» SHORT TASK:
The records below are to be copied word for word, with every picture left out.

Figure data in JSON
********************

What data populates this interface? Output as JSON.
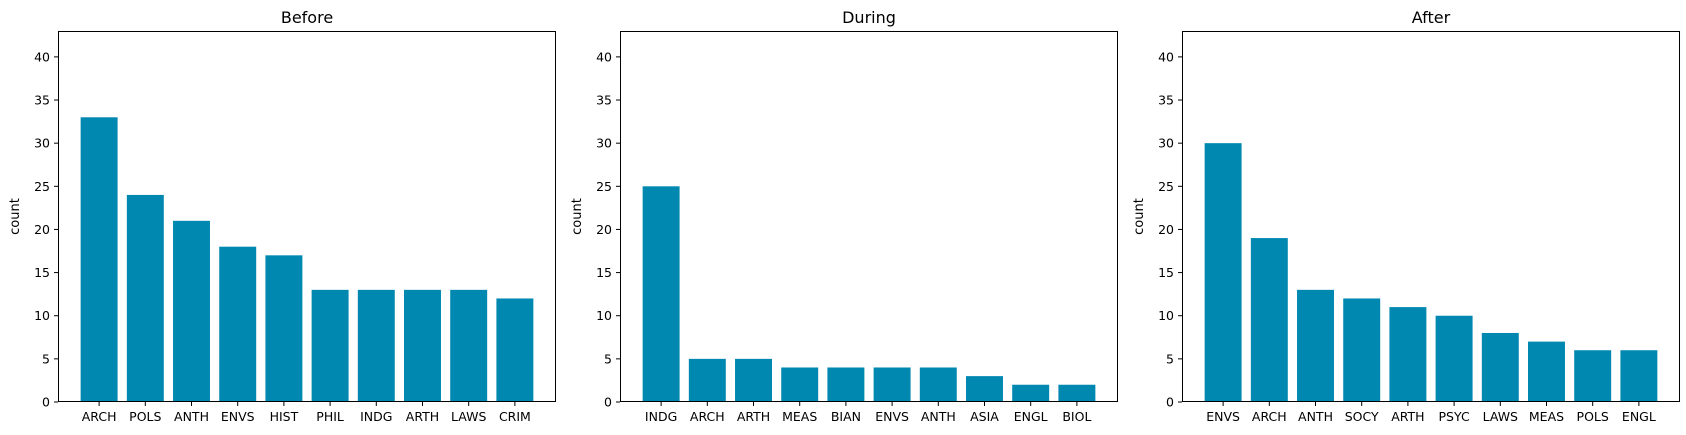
{
  "chart_data": [
    {
      "type": "bar",
      "title": "Before",
      "ylabel": "count",
      "xlabel": "",
      "ylim": [
        0,
        43
      ],
      "yticks": [
        0,
        5,
        10,
        15,
        20,
        25,
        30,
        35,
        40
      ],
      "categories": [
        "ARCH",
        "POLS",
        "ANTH",
        "ENVS",
        "HIST",
        "PHIL",
        "INDG",
        "ARTH",
        "LAWS",
        "CRIM"
      ],
      "values": [
        33,
        24,
        21,
        18,
        17,
        13,
        13,
        13,
        13,
        12
      ],
      "color": "#0088B0",
      "grid": false
    },
    {
      "type": "bar",
      "title": "During",
      "ylabel": "count",
      "xlabel": "",
      "ylim": [
        0,
        43
      ],
      "yticks": [
        0,
        5,
        10,
        15,
        20,
        25,
        30,
        35,
        40
      ],
      "categories": [
        "INDG",
        "ARCH",
        "ARTH",
        "MEAS",
        "BIAN",
        "ENVS",
        "ANTH",
        "ASIA",
        "ENGL",
        "BIOL"
      ],
      "values": [
        25,
        5,
        5,
        4,
        4,
        4,
        4,
        3,
        2,
        2
      ],
      "color": "#0088B0",
      "grid": false
    },
    {
      "type": "bar",
      "title": "After",
      "ylabel": "count",
      "xlabel": "",
      "ylim": [
        0,
        43
      ],
      "yticks": [
        0,
        5,
        10,
        15,
        20,
        25,
        30,
        35,
        40
      ],
      "categories": [
        "ENVS",
        "ARCH",
        "ANTH",
        "SOCY",
        "ARTH",
        "PSYC",
        "LAWS",
        "MEAS",
        "POLS",
        "ENGL"
      ],
      "values": [
        30,
        19,
        13,
        12,
        11,
        10,
        8,
        7,
        6,
        6
      ],
      "color": "#0088B0",
      "grid": false
    }
  ]
}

********************

» RESPONSE TO THIS TASK:
What data populates this interface? Output as JSON.
{
  "chart_data": [
    {
      "type": "bar",
      "title": "Before",
      "ylabel": "count",
      "xlabel": "",
      "ylim": [
        0,
        43
      ],
      "yticks": [
        0,
        5,
        10,
        15,
        20,
        25,
        30,
        35,
        40
      ],
      "categories": [
        "ARCH",
        "POLS",
        "ANTH",
        "ENVS",
        "HIST",
        "PHIL",
        "INDG",
        "ARTH",
        "LAWS",
        "CRIM"
      ],
      "values": [
        33,
        24,
        21,
        18,
        17,
        13,
        13,
        13,
        13,
        12
      ],
      "color": "#0088B0",
      "grid": false
    },
    {
      "type": "bar",
      "title": "During",
      "ylabel": "count",
      "xlabel": "",
      "ylim": [
        0,
        43
      ],
      "yticks": [
        0,
        5,
        10,
        15,
        20,
        25,
        30,
        35,
        40
      ],
      "categories": [
        "INDG",
        "ARCH",
        "ARTH",
        "MEAS",
        "BIAN",
        "ENVS",
        "ANTH",
        "ASIA",
        "ENGL",
        "BIOL"
      ],
      "values": [
        25,
        5,
        5,
        4,
        4,
        4,
        4,
        3,
        2,
        2
      ],
      "color": "#0088B0",
      "grid": false
    },
    {
      "type": "bar",
      "title": "After",
      "ylabel": "count",
      "xlabel": "",
      "ylim": [
        0,
        43
      ],
      "yticks": [
        0,
        5,
        10,
        15,
        20,
        25,
        30,
        35,
        40
      ],
      "categories": [
        "ENVS",
        "ARCH",
        "ANTH",
        "SOCY",
        "ARTH",
        "PSYC",
        "LAWS",
        "MEAS",
        "POLS",
        "ENGL"
      ],
      "values": [
        30,
        19,
        13,
        12,
        11,
        10,
        8,
        7,
        6,
        6
      ],
      "color": "#0088B0",
      "grid": false
    }
  ]
}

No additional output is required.